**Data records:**
......

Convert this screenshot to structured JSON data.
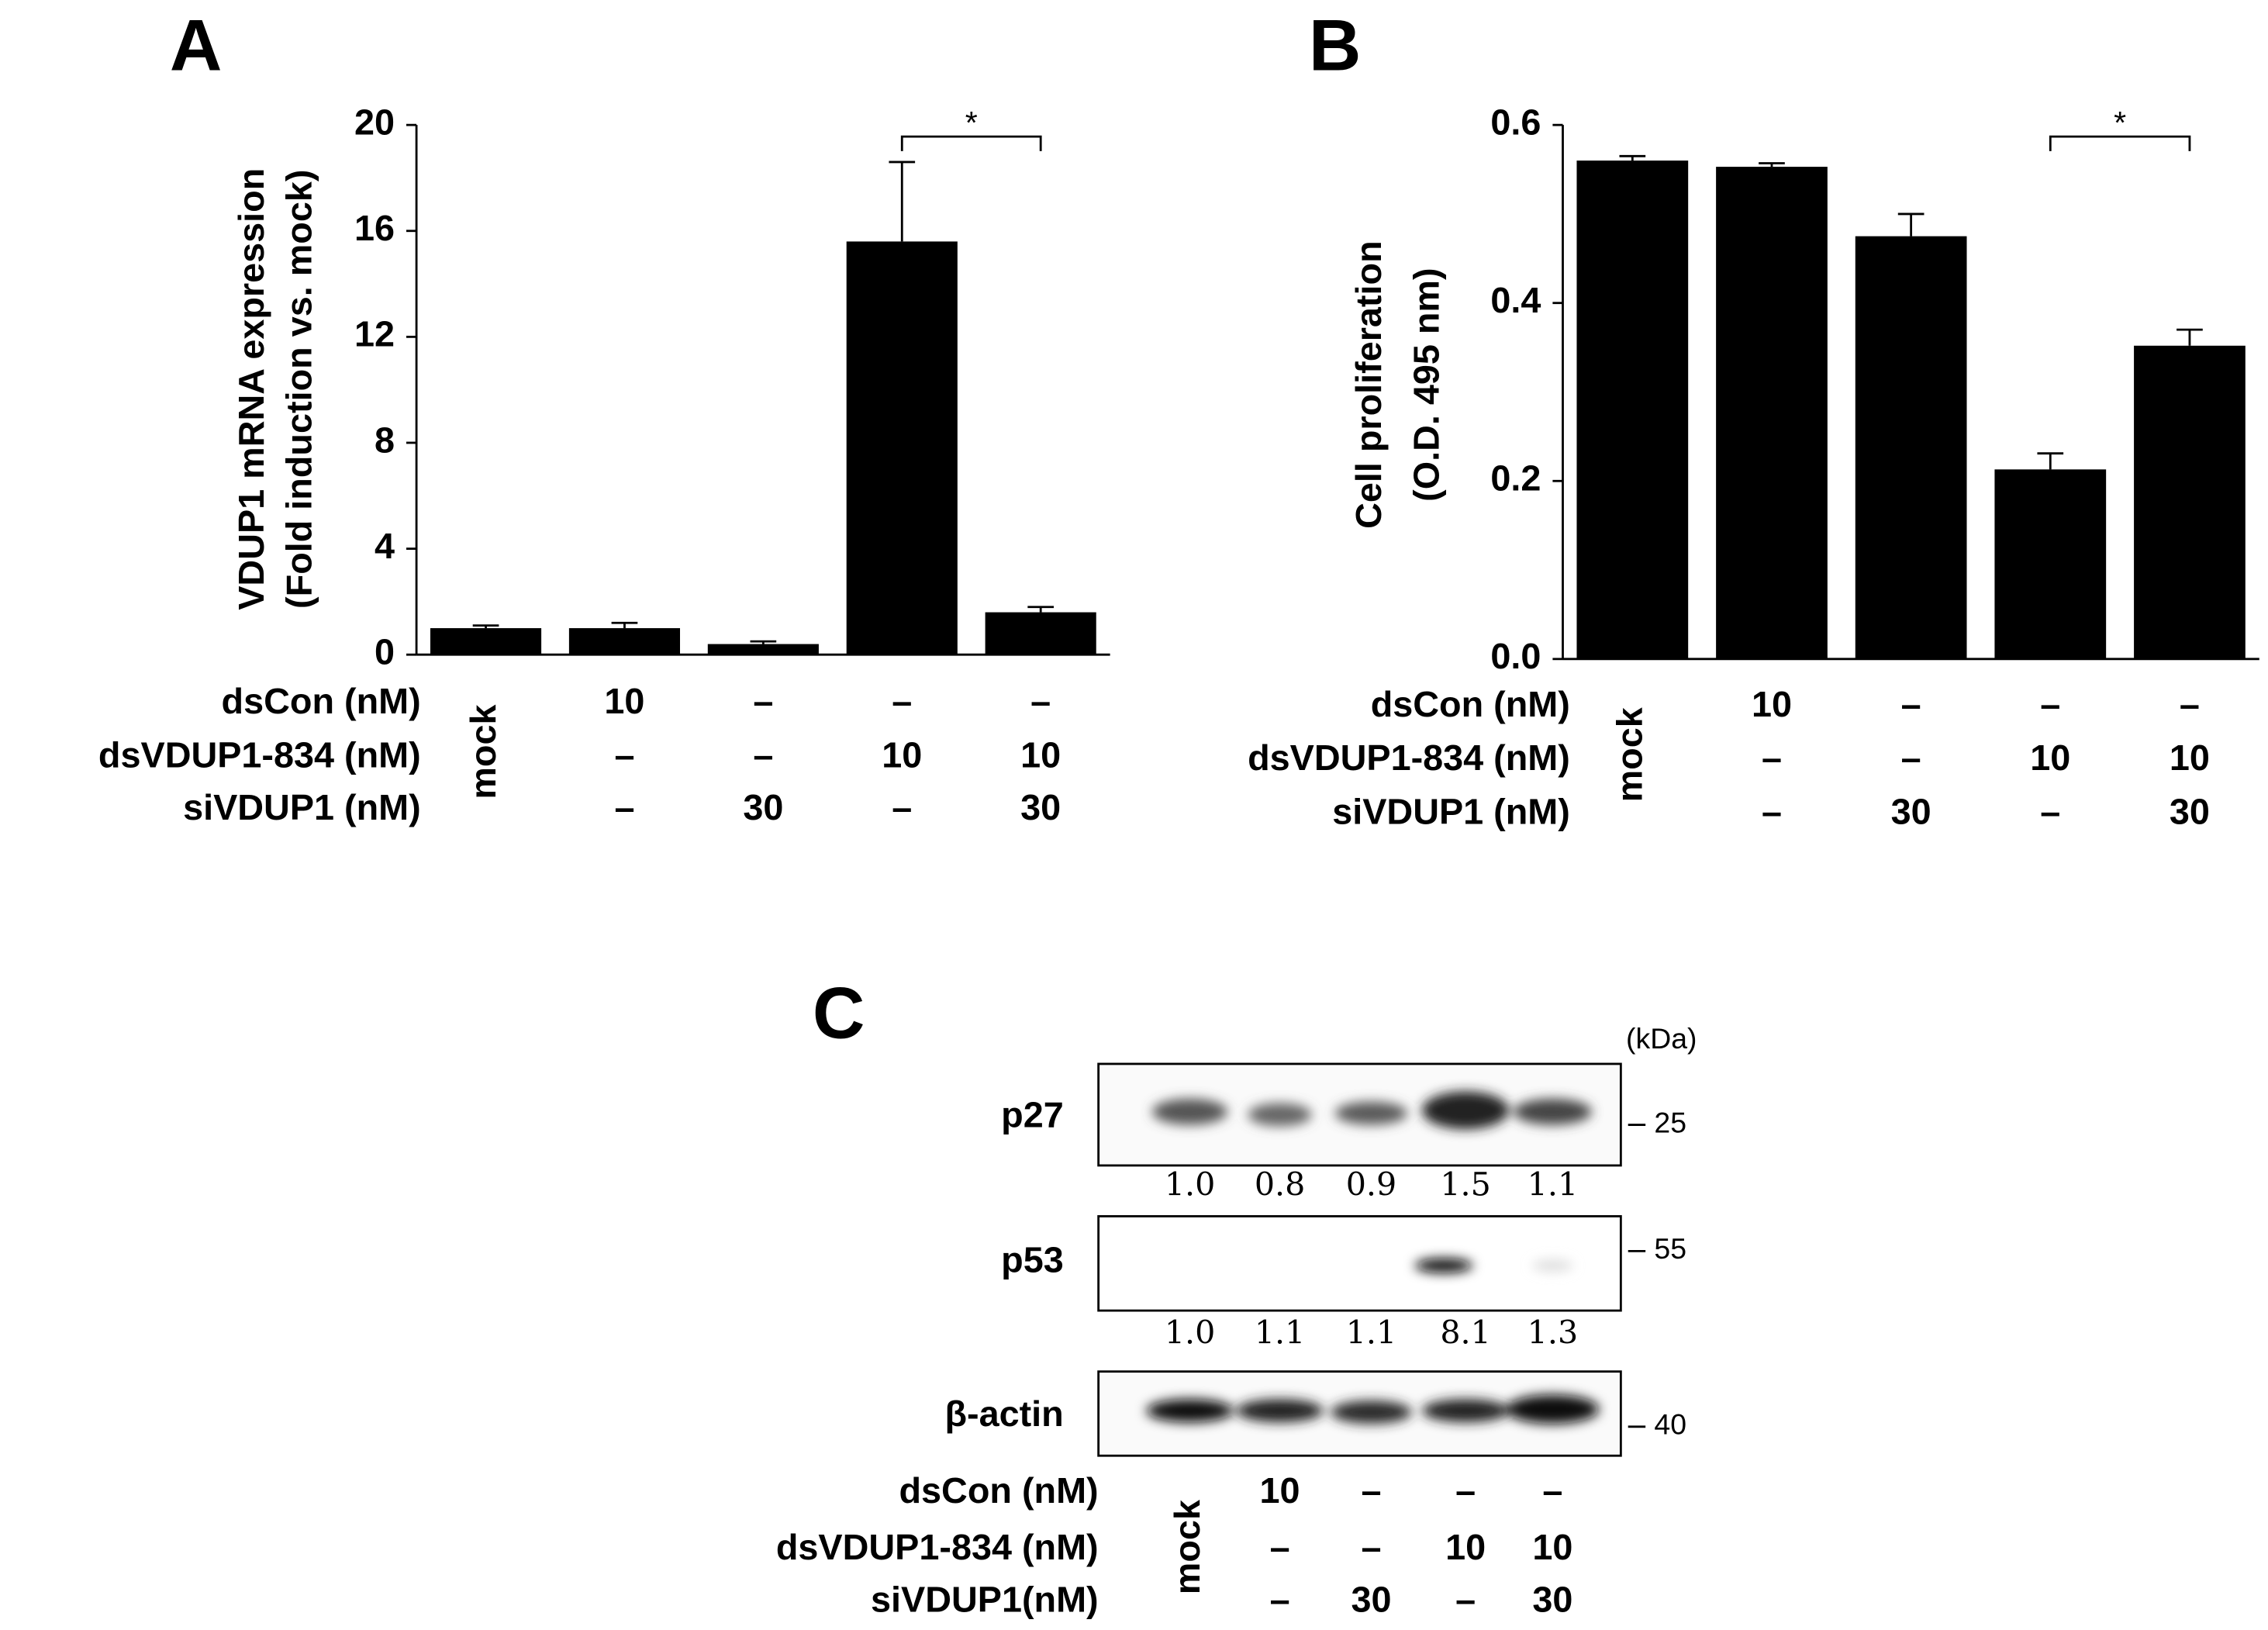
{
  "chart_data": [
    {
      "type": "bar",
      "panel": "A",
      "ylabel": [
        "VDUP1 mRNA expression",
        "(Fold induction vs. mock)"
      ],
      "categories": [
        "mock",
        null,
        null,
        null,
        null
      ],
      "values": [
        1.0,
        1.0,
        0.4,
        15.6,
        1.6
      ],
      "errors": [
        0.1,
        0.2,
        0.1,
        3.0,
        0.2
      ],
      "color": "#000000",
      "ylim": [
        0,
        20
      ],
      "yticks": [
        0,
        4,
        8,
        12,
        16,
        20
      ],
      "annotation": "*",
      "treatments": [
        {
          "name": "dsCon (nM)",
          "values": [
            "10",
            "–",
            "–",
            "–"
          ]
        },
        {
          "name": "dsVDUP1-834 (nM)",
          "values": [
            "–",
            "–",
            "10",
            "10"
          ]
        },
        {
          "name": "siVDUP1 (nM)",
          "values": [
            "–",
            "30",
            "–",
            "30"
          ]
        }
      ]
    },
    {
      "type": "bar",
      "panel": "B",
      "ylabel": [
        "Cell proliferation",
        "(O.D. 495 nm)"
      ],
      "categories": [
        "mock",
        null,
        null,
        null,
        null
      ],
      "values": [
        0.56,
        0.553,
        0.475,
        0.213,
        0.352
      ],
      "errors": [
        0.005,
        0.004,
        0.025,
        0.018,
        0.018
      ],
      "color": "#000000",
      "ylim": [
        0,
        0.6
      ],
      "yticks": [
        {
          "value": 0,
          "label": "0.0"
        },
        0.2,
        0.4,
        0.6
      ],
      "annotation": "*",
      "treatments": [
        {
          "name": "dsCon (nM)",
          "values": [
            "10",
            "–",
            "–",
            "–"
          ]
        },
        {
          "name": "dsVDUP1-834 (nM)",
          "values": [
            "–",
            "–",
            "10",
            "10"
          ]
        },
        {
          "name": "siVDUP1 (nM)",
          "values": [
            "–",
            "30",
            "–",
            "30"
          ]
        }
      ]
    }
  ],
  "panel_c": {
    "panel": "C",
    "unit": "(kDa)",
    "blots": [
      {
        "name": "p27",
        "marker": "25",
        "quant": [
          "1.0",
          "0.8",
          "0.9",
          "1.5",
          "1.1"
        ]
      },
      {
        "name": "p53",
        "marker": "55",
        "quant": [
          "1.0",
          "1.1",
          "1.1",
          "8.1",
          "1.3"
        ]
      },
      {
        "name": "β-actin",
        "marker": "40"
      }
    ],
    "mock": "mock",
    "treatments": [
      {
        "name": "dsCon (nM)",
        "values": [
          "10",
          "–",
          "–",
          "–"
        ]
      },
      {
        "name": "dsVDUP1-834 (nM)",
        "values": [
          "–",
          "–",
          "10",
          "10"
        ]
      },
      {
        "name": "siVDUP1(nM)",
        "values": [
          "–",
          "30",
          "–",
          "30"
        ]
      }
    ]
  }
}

......

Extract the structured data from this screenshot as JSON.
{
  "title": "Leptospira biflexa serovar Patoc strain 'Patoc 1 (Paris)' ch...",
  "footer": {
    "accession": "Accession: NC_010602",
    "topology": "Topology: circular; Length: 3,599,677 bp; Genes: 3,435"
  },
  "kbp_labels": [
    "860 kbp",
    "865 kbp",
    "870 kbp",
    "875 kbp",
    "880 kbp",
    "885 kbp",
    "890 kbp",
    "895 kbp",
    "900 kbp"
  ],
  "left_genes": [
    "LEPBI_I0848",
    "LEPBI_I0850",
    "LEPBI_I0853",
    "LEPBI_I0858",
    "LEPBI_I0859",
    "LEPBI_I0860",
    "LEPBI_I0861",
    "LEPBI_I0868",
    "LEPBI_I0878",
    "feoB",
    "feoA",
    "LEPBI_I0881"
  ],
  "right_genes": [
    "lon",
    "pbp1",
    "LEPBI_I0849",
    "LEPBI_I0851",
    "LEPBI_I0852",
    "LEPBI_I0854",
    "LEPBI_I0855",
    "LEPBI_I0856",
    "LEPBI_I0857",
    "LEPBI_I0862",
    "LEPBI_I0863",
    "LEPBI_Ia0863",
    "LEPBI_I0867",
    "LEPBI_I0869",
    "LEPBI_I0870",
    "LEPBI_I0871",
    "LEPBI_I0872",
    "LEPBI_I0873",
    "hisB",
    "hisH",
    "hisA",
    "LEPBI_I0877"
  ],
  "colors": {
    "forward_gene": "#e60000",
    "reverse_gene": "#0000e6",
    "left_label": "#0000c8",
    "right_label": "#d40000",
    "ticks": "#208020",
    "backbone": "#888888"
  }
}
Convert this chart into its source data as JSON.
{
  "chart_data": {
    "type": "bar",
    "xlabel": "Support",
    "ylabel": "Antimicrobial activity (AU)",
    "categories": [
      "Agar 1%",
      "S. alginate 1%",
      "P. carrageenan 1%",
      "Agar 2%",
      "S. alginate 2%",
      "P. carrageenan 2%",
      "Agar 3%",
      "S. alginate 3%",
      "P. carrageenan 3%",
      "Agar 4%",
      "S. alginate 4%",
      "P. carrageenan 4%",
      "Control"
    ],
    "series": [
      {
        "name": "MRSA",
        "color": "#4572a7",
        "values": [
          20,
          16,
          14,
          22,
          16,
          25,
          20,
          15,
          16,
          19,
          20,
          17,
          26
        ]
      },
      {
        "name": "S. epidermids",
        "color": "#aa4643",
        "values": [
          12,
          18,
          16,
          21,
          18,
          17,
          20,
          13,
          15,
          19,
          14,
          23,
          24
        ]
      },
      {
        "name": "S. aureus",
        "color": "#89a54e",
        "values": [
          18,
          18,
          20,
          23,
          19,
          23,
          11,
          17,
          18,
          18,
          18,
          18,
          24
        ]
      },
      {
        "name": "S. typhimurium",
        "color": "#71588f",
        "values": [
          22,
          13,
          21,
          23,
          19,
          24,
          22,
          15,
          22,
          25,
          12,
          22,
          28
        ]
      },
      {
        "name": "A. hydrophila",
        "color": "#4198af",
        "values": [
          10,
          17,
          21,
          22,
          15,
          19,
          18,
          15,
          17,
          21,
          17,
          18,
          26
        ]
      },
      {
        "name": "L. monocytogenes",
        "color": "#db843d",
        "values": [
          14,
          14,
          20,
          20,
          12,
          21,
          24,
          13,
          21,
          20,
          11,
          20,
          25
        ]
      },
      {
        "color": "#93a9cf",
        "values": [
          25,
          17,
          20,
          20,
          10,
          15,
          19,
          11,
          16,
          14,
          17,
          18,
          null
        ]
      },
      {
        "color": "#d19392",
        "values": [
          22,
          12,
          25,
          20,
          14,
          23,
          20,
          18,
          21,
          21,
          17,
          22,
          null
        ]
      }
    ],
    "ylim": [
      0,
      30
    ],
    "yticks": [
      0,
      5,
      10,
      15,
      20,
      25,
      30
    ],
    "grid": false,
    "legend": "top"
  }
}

......

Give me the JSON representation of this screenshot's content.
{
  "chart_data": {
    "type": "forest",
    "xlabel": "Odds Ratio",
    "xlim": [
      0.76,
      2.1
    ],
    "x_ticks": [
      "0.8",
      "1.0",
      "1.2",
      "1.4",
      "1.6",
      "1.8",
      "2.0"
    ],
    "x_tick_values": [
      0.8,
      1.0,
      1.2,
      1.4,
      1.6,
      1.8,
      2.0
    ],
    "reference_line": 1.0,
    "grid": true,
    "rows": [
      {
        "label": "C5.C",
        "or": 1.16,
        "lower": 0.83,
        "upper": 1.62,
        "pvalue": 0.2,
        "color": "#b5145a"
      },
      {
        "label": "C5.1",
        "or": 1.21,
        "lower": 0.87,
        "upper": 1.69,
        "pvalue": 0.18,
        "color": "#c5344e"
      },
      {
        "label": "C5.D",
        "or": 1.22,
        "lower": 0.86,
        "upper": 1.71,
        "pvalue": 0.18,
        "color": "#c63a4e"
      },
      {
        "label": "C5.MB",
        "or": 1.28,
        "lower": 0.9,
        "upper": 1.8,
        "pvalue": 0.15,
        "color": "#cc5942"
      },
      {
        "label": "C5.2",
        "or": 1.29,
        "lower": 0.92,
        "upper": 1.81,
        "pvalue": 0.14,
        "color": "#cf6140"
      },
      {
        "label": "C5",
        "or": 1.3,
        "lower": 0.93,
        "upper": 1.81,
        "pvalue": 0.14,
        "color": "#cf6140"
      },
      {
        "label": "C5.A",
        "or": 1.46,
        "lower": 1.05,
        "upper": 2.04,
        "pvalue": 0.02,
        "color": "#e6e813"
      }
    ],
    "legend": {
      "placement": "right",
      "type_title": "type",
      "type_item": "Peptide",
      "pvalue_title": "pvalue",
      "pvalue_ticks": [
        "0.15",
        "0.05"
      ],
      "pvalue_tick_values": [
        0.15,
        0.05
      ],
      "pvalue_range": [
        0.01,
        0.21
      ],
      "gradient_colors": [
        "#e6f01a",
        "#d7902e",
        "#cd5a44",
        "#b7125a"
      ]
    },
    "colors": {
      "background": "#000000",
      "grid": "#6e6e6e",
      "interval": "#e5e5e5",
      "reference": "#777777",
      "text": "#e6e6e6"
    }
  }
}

......

**WHAT THE EXERCISE ASKS:**
In the records, locate each line holding the string "carrageenan" and copy it.

**RESPONSE BELOW:**
      "P. carrageenan 1%",
      "P. carrageenan 2%",
      "P. carrageenan 3%",
      "P. carrageenan 4%",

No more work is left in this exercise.